§ Exercício proposto: Transcreva todas as linhas abaixo sem qualquer alteração.

§ Dados de elementos e regiões:
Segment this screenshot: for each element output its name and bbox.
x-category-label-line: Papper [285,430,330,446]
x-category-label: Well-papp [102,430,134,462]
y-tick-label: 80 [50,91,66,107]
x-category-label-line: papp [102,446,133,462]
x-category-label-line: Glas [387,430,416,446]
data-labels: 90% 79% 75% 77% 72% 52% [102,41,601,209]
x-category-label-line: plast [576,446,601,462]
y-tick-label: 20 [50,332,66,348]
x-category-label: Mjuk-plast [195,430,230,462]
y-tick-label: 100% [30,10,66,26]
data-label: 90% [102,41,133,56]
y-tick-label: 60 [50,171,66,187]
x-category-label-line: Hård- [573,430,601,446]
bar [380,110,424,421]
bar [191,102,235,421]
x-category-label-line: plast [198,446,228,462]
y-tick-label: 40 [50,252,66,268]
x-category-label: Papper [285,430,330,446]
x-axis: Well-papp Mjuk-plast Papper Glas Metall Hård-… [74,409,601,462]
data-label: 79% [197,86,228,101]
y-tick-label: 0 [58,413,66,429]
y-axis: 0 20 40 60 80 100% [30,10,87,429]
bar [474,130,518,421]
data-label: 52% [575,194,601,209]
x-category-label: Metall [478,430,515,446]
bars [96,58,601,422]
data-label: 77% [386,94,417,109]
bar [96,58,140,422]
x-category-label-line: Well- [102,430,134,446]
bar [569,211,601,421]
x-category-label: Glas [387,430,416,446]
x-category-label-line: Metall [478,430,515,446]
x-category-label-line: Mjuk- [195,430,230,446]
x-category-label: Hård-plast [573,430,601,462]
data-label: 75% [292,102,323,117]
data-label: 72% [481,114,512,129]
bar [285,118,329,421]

§ Resposta:
Segment this screenshot: for each element output its name and bbox.
x-category-label-line: Papper [285,430,330,446]
x-category-label: Well-papp [102,430,134,462]
y-tick-label: 80 [50,91,66,107]
x-category-label-line: papp [102,446,133,462]
x-category-label-line: Glas [387,430,416,446]
data-labels: 90% 79% 75% 77% 72% 52% [102,41,601,209]
x-category-label-line: plast [576,446,601,462]
y-tick-label: 20 [50,332,66,348]
x-category-label: Mjuk-plast [195,430,230,462]
y-tick-label: 100% [30,10,66,26]
data-label: 90% [102,41,133,56]
y-tick-label: 60 [50,171,66,187]
x-category-label-line: Hård- [573,430,601,446]
bar [380,110,424,421]
bar [191,102,235,421]
x-category-label-line: plast [198,446,228,462]
y-tick-label: 40 [50,252,66,268]
x-category-label: Papper [285,430,330,446]
x-axis: Well-papp Mjuk-plast Papper Glas Metall Hård-… [74,409,601,462]
data-label: 79% [197,86,228,101]
y-tick-label: 0 [58,413,66,429]
y-axis: 0 20 40 60 80 100% [30,10,87,429]
bar [474,130,518,421]
data-label: 52% [575,194,601,209]
x-category-label: Metall [478,430,515,446]
bars [96,58,601,422]
data-label: 77% [386,94,417,109]
bar [96,58,140,422]
x-category-label-line: Well- [102,430,134,446]
bar [569,211,601,421]
x-category-label: Glas [387,430,416,446]
x-category-label-line: Metall [478,430,515,446]
x-category-label-line: Mjuk- [195,430,230,446]
x-category-label: Hård-plast [573,430,601,462]
data-label: 75% [292,102,323,117]
data-label: 72% [481,114,512,129]
bar [285,118,329,421]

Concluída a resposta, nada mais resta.